### Excerpted text
3. Immigration, Policy, and the Political Spectacle (28:18–36:00)
- Performative Cruelty & Policy Theater:
Darryl references Nick Fuentes' term "performative cruelty," describing high-profile ICE raids as symbolic gestures that serve political audiences more than substantive enforcement.- "This is just performative cruelty to make you feel like something's being done to people you don't like. But nothing's actually being done." (28:45)
- Both discuss the bipartisan interest in preserving a flow of cheap labor and the economic incentives at the heart of immigration debates, regardless of public rhetoric.
4. The Effects of Tribal Social Media and Culture (31:00–41:09)
- Darryl shares an anecdote about barroom bravado to illustrate how many online “fighters” are all talk, and how social media amplifies road-rage-style interactions that have no connection to real life consequences.
- Social media, they agree, radicalizes and dehumanizes political opponents:
- "People operating from that mindset with just no sense of the reality of the situation that they're talking about.... It might as well have been like, you know, a zombie from 28 Days Later that got shot." (38:00)

### Material provided
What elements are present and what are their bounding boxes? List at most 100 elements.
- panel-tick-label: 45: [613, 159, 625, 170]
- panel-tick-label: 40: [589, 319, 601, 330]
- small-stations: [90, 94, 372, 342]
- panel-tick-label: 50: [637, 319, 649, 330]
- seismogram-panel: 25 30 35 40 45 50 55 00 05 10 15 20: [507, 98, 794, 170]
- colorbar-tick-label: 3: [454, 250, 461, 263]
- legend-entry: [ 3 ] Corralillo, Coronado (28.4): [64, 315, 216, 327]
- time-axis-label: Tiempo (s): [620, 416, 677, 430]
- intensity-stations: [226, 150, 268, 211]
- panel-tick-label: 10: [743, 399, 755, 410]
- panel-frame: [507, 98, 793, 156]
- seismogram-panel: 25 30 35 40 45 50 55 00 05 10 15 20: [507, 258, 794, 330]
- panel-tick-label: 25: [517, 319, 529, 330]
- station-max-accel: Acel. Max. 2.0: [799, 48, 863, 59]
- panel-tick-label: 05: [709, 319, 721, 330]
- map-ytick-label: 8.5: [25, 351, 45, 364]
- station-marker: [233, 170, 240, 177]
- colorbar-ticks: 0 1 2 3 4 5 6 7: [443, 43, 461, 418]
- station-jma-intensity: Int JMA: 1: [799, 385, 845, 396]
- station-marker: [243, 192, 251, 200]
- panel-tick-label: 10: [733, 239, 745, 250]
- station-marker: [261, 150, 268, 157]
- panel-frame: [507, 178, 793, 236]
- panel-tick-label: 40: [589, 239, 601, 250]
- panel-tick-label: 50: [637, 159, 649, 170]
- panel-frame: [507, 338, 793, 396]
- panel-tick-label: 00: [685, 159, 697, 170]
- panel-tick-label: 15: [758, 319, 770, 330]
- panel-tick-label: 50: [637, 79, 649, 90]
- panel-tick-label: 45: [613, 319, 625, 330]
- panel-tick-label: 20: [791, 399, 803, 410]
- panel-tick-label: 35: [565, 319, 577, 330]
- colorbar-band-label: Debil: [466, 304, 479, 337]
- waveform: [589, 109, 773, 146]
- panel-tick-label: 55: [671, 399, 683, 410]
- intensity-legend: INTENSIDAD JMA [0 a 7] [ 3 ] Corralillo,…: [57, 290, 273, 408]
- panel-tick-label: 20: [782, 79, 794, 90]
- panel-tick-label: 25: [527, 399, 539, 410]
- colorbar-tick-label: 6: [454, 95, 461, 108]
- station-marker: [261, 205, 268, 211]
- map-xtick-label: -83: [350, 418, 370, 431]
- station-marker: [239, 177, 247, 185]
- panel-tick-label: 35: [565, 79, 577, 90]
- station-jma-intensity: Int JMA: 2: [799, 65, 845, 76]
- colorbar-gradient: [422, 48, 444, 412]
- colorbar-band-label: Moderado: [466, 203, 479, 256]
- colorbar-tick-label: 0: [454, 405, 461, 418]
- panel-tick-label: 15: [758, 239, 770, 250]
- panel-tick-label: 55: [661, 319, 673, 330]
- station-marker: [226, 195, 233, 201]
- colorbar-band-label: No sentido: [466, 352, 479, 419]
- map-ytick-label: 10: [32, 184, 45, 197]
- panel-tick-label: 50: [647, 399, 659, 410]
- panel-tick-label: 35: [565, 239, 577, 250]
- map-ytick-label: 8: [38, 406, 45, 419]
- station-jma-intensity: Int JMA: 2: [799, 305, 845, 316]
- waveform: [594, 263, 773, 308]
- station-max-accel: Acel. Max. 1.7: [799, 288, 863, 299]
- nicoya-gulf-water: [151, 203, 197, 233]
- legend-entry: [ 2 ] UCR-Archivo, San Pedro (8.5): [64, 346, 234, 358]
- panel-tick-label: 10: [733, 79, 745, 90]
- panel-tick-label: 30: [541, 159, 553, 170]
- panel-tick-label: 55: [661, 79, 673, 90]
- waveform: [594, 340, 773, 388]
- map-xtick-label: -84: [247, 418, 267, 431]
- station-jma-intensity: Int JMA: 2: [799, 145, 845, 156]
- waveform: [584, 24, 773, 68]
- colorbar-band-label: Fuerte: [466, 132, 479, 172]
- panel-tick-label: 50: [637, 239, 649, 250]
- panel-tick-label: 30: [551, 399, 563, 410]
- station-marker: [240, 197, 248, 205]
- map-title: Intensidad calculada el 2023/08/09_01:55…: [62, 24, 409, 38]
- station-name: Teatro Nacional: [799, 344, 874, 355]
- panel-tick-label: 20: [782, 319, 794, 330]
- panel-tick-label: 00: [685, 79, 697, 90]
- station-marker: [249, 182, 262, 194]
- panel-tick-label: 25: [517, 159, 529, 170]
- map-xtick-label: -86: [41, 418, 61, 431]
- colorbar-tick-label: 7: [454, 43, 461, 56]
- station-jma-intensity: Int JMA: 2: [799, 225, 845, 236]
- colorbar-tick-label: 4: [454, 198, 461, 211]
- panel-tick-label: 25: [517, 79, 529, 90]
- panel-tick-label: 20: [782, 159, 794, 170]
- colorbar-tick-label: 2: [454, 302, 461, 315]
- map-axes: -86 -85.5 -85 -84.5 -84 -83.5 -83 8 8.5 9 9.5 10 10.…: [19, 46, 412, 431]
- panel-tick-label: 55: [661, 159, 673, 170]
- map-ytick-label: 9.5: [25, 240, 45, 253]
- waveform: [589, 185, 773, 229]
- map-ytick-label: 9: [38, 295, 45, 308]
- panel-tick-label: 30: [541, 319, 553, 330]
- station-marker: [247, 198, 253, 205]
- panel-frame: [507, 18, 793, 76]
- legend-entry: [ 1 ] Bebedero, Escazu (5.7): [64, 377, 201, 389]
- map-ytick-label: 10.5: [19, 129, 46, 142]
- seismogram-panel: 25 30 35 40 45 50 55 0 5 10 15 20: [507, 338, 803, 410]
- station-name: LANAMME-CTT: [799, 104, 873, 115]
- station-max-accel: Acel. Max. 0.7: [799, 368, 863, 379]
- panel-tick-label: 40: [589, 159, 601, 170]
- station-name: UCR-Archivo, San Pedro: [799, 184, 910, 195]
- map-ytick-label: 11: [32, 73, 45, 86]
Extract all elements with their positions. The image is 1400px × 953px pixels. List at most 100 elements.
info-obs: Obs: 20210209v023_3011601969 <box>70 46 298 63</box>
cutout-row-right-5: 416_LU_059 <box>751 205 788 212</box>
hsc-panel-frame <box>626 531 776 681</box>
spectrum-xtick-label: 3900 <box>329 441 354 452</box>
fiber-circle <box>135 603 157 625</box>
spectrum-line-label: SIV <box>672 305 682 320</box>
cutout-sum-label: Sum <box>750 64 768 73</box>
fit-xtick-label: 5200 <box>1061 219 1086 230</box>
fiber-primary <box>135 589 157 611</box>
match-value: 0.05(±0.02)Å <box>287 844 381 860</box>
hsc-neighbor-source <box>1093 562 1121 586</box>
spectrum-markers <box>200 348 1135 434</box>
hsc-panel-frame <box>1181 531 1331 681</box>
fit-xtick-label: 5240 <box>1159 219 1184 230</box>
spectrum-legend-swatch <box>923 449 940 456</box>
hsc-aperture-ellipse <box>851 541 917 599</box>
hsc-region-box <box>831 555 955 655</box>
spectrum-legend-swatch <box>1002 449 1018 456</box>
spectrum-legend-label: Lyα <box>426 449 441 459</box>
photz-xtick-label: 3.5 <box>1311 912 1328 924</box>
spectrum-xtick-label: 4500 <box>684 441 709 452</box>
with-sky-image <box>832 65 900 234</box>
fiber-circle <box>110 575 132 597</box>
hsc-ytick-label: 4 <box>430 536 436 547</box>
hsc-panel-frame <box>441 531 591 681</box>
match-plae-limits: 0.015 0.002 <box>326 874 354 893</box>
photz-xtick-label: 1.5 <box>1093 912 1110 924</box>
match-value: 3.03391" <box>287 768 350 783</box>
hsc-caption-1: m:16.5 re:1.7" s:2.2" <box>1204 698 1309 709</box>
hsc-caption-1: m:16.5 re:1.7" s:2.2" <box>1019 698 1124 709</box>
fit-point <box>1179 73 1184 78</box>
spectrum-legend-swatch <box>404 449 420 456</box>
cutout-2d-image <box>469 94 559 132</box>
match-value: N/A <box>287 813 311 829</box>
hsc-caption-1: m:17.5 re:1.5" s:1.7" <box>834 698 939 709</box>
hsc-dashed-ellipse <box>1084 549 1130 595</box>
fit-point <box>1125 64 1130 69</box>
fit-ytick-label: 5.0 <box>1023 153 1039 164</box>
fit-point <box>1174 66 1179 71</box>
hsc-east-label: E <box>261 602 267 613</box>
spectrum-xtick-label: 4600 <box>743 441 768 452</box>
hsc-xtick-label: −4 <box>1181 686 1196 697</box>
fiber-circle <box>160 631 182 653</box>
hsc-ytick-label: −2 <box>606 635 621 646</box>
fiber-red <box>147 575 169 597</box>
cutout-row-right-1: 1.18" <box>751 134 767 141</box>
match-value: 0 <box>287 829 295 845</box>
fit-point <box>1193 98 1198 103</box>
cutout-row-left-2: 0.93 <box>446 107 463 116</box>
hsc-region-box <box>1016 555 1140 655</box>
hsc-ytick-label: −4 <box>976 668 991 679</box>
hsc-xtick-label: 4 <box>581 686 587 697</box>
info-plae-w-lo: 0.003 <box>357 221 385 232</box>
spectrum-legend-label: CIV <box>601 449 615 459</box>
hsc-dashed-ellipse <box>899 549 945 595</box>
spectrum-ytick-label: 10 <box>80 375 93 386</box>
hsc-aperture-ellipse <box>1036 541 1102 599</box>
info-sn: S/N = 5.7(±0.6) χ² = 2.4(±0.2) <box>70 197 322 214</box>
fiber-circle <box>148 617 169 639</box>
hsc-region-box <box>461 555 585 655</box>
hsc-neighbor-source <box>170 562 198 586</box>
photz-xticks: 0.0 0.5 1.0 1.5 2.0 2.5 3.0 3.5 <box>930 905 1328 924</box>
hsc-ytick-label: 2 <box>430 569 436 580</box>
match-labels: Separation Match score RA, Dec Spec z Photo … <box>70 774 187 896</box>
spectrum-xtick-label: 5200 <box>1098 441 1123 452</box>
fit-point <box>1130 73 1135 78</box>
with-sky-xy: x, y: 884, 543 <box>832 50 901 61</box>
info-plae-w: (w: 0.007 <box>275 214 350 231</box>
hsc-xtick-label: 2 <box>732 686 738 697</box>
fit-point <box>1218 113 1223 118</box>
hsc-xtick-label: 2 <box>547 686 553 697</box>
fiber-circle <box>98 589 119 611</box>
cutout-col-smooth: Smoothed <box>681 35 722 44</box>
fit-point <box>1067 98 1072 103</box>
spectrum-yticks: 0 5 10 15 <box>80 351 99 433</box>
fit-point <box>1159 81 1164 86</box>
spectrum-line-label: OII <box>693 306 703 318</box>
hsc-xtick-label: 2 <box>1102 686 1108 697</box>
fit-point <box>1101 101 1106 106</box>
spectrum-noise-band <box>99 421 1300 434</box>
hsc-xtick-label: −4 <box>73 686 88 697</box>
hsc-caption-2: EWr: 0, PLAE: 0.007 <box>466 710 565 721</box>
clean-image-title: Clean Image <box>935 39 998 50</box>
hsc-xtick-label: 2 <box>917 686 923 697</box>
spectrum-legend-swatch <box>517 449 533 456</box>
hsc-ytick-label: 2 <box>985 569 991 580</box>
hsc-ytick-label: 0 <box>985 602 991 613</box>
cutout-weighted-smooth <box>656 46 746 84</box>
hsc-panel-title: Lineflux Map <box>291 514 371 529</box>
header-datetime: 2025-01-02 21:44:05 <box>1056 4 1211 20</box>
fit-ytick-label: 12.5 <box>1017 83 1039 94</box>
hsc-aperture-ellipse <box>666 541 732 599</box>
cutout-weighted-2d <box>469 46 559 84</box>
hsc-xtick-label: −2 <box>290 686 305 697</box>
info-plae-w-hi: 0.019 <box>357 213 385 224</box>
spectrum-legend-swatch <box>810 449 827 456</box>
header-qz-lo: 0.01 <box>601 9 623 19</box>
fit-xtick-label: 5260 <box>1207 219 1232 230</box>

### Task directions
Pick up the episode summary on immigration politics and tribal social media after its last line and continue it.

### Response below
Notable Quote
- Scott Horton:
"It's always the enemy, them. And you never even get like, the right wingers won't ever show you what the left wingers will say. They'll just tell you what the left wingers say and vice versa, too." (41:09)
5. From Waco to Empire—America's Sliding Legitimacy (12:35–27:04; 41:09–66:04)
- Scott recounts his anti-government roots since Waco and how both left and right have swapped their “anti-establishment” clothes depending on political convenience.
- The two discuss how America’s domestic paramilitary posture can’t be separated from its foreign wars and imperial habits.
- Reference “Hate Inc.” by Matt Taibbi and “The People's Pottage” by Garrett Garrett on how media and government have encouraged polarization and the rise of the executive.
- Scott: "If the Republic does not forbid the rise of empire, then the empire will destroy the Republic." (61:44)
- Discussion of how foreign policy justifies centralized domestic power and vice versa; you cannot have a true republic and empire at the same time.
6. Venezuela Raid—Night Raids as Imperial Tactics (48:15–54:54)
Event Breakdown:
- The hosts discuss the recent U.S.-sponsored Venezuelan operation: rather than a full regime change or war, the U.S. appeared to use a special operations-style raid to capture President Maduro, installing his Vice President in his place.
- Darryl speculates, echoing the bin Laden raid, that such operations often involve deals and betrayals rather than direct, movie-style military action.
- "I'm skeptical...it looks a lot to me like they cut a deal with his underlings to get him out of there." (50:06)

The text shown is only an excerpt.